:: REQUIREMENTS ::
Extract all lines that hold "wave" from the records below.

:: Structured figure records ::
________________________
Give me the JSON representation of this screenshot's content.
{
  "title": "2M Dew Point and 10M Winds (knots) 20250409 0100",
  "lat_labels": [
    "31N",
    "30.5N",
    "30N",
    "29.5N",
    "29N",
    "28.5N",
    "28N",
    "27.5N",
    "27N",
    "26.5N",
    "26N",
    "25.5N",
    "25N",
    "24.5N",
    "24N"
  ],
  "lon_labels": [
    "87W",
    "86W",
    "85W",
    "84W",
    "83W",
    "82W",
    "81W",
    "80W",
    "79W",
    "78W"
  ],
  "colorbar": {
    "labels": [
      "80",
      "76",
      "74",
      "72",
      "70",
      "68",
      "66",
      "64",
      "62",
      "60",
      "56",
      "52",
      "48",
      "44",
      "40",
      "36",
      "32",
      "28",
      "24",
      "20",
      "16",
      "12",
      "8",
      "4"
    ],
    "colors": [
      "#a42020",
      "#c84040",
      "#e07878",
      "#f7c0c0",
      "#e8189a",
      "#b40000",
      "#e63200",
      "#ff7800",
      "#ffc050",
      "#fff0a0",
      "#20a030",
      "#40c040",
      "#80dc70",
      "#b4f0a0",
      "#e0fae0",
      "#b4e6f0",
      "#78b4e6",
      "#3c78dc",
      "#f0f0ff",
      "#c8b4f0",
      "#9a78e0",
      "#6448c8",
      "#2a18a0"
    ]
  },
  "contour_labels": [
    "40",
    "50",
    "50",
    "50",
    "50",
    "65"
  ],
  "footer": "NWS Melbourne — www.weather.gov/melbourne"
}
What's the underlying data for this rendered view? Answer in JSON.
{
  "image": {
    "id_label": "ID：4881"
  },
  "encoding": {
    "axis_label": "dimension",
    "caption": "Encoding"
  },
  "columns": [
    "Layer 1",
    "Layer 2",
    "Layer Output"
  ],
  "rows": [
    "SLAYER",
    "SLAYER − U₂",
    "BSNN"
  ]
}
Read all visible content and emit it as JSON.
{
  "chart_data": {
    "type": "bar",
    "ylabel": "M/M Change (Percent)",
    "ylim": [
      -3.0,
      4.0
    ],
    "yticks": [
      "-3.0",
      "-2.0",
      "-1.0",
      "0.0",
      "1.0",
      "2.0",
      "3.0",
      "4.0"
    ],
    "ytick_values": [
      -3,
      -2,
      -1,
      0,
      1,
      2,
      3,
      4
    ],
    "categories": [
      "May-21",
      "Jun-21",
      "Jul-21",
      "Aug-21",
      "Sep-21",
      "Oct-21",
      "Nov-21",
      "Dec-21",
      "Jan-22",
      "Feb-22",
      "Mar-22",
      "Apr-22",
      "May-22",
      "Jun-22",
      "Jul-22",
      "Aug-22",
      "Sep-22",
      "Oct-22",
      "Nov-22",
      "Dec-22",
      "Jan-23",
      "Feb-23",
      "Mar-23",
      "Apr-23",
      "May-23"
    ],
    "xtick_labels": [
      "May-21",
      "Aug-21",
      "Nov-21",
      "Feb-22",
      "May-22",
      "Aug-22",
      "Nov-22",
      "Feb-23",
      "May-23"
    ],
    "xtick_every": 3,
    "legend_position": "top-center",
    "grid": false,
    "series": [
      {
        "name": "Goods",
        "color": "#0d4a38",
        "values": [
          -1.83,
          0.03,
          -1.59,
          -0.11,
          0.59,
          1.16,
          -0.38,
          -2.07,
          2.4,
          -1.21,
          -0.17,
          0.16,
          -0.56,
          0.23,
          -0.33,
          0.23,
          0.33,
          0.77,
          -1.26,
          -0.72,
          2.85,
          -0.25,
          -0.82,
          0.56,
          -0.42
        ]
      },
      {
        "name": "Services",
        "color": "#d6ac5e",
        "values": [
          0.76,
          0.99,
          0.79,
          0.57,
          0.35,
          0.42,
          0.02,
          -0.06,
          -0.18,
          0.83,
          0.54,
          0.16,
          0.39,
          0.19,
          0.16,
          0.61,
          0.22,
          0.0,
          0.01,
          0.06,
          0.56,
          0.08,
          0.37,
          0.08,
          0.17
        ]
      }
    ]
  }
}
________________________
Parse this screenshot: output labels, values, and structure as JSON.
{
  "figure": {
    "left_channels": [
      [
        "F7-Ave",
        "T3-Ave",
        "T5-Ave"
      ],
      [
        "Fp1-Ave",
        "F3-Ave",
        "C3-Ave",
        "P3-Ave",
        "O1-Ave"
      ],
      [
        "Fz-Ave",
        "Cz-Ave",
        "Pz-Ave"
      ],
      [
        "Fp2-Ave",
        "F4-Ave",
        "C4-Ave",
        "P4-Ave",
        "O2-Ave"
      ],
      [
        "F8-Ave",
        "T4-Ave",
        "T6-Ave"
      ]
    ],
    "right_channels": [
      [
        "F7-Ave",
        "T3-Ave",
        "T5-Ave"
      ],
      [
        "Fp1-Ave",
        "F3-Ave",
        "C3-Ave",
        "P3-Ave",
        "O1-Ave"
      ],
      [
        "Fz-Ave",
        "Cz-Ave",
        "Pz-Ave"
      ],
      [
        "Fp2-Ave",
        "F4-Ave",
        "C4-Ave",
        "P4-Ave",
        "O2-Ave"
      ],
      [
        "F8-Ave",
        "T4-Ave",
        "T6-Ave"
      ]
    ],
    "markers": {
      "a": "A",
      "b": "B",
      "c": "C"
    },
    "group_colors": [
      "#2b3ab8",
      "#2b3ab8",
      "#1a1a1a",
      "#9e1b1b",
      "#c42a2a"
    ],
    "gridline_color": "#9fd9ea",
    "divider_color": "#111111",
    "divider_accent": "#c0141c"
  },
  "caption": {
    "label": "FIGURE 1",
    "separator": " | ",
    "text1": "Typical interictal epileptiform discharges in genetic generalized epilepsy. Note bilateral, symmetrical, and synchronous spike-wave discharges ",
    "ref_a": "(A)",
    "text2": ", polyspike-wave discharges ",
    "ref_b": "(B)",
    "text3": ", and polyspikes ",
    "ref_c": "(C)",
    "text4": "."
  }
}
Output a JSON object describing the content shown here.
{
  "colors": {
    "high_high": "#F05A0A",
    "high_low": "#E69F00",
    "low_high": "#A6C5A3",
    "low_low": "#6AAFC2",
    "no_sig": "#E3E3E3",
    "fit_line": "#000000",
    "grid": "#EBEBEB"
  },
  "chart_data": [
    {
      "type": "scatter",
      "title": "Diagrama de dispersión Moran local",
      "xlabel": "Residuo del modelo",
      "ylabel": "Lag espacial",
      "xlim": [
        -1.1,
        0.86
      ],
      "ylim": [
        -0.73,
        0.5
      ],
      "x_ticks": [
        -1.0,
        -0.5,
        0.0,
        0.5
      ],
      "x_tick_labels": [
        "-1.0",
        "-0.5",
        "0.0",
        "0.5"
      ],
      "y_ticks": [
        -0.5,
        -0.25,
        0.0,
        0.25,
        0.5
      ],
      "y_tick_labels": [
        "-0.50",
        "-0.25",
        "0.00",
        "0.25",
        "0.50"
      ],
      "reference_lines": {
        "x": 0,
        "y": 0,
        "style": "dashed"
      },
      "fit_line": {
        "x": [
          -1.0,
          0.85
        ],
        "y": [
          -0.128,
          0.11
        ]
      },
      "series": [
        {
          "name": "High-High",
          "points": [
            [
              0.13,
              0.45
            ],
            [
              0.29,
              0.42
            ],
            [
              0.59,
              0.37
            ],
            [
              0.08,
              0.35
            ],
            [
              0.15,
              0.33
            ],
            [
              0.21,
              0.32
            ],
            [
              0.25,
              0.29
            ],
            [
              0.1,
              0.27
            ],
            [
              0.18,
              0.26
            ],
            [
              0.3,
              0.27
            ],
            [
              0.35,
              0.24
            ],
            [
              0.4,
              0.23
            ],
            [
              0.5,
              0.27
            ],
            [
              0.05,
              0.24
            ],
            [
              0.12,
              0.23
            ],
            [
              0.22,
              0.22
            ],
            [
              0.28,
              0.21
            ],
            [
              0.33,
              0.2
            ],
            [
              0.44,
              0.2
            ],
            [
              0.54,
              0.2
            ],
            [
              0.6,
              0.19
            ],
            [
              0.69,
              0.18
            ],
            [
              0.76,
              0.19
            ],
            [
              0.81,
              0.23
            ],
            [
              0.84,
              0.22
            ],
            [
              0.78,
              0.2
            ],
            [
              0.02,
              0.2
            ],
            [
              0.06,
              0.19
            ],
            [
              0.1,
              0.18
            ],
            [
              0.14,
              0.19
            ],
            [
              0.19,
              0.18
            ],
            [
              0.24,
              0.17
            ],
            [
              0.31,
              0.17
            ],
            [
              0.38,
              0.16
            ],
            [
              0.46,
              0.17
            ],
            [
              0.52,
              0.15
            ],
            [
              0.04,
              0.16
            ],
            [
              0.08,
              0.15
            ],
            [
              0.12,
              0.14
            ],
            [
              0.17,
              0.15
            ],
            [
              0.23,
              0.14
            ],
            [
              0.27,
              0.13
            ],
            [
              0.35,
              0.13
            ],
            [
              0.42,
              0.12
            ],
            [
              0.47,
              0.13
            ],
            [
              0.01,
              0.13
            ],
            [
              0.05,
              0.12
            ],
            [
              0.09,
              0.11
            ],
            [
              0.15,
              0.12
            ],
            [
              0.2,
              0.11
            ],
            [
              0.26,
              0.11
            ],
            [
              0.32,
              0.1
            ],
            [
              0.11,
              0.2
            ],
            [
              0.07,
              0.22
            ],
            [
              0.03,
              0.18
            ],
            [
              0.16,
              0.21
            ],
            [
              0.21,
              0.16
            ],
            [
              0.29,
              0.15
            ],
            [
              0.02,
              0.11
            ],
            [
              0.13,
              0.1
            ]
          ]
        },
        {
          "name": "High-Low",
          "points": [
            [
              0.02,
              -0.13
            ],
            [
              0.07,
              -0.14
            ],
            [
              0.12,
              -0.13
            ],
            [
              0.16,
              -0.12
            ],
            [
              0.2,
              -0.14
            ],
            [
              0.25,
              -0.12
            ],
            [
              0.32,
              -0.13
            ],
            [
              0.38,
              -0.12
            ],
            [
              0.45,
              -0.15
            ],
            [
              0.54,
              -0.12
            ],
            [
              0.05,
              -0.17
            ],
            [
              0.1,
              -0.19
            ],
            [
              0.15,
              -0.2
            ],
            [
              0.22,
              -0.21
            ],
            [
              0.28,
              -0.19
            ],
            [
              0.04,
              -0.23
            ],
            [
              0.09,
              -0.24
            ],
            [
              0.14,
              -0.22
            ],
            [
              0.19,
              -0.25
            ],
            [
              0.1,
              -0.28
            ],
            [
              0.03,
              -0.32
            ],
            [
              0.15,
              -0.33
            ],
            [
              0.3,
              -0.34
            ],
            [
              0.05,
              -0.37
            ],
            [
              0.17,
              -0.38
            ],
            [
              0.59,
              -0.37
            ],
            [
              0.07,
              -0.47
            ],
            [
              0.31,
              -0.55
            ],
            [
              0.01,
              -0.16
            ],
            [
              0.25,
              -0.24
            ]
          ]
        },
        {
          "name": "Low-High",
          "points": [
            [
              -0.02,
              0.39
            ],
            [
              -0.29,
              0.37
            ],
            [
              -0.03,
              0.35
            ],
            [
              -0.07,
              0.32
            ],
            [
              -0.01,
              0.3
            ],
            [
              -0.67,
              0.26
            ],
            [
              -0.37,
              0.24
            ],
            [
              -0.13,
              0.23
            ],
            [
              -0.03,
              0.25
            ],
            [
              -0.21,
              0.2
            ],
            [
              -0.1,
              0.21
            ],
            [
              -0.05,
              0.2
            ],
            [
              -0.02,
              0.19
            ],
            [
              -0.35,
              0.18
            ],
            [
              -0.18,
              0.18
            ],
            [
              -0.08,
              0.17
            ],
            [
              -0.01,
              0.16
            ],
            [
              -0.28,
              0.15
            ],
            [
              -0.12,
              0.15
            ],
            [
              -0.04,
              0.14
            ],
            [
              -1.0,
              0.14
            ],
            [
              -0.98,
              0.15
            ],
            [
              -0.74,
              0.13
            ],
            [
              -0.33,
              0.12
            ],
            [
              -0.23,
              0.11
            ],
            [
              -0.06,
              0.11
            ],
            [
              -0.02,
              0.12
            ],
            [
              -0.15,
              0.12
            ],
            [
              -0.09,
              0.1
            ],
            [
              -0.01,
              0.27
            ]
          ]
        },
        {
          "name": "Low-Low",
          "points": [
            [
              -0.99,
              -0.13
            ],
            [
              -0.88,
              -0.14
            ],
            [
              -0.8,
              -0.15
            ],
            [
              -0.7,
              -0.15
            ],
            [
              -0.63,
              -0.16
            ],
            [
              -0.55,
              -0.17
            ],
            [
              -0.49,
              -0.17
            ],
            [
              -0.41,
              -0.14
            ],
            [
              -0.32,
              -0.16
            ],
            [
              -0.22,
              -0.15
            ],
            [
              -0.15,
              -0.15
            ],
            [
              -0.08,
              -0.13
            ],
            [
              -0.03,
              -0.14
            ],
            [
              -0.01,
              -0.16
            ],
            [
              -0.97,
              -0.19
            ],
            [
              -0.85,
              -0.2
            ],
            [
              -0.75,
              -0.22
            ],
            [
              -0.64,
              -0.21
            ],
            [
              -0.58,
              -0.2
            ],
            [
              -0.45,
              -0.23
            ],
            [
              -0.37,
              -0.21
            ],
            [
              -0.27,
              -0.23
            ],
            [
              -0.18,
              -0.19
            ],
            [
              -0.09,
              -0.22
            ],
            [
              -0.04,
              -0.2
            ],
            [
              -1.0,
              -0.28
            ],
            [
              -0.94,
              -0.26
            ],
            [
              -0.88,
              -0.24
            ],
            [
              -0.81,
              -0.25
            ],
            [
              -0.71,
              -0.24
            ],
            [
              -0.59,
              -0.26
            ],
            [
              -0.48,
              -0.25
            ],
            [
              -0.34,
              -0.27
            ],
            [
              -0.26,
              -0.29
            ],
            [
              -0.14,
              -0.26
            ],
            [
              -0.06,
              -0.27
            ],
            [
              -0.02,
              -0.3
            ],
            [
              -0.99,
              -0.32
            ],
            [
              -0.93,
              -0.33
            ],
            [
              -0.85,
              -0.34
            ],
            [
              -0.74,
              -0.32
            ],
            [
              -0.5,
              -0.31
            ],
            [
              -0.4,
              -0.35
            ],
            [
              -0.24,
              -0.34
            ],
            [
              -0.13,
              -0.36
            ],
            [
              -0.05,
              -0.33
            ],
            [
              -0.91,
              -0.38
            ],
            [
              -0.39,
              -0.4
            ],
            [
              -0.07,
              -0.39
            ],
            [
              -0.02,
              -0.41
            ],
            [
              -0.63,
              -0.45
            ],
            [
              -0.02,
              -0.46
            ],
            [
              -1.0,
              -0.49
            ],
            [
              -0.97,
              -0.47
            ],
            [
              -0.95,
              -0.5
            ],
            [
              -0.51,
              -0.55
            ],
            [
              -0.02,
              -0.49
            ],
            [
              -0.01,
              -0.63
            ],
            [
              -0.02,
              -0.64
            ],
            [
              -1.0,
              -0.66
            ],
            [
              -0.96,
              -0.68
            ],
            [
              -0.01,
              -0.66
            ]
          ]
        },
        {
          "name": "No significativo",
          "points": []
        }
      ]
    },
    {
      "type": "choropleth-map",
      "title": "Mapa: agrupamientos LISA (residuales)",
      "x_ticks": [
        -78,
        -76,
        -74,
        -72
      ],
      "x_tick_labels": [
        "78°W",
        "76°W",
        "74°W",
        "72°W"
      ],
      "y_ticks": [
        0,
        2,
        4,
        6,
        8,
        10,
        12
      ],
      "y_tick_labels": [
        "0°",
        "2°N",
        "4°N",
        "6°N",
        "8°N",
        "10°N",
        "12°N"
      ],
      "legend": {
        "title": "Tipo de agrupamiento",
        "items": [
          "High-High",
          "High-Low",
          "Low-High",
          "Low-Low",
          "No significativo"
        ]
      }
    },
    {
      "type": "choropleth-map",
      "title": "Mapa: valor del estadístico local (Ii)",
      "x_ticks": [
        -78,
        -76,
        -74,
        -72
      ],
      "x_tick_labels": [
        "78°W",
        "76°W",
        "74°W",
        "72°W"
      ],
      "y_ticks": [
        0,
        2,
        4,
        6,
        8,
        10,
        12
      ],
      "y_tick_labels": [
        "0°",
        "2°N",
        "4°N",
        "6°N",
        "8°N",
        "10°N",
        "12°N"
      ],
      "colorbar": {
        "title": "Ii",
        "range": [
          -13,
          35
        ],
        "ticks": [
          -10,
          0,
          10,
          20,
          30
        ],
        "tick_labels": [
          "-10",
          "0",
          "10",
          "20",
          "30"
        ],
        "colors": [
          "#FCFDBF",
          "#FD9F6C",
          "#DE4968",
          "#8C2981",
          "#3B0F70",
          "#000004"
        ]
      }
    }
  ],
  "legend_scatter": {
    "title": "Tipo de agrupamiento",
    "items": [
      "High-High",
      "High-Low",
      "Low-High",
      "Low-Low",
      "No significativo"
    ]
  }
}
________________________
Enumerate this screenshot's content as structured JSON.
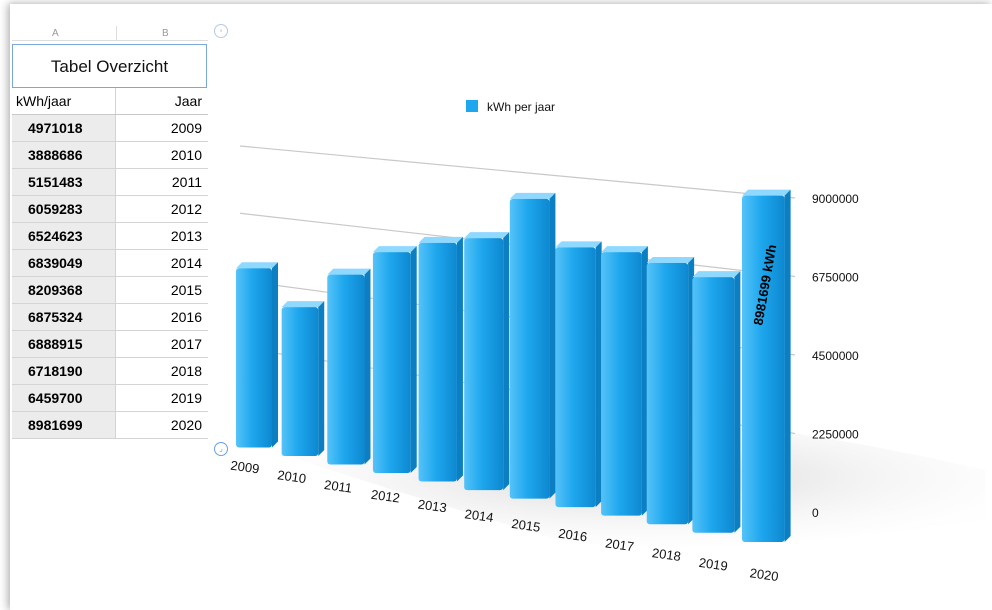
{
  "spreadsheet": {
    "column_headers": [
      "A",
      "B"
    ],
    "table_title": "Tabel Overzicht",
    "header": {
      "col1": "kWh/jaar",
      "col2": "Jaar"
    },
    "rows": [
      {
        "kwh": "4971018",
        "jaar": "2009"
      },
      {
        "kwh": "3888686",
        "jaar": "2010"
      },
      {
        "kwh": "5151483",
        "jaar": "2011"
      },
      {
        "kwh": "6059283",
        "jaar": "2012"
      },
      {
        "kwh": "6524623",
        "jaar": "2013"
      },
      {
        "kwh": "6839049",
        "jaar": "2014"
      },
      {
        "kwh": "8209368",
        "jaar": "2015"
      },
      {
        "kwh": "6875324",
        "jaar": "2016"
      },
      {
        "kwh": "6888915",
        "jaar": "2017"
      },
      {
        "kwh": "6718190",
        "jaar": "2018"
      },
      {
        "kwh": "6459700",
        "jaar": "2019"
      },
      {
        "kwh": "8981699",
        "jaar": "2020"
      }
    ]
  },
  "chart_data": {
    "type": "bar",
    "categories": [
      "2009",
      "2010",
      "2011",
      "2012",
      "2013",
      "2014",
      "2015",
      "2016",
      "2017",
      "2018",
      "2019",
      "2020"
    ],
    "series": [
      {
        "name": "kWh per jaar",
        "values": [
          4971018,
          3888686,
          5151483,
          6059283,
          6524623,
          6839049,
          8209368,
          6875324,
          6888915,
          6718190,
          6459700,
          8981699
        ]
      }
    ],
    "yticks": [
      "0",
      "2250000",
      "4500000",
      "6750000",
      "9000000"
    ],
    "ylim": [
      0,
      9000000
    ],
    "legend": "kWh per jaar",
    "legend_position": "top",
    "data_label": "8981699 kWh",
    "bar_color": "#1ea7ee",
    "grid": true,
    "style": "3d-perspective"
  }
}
________________________
:: TASK RESULT ::
    "text1": "Typical interictal epileptiform discharges in genetic generalized epilepsy. Note bilateral, symmetrical, and synchronous spike-wave discharges ",
    "text2": ", polyspike-wave discharges ",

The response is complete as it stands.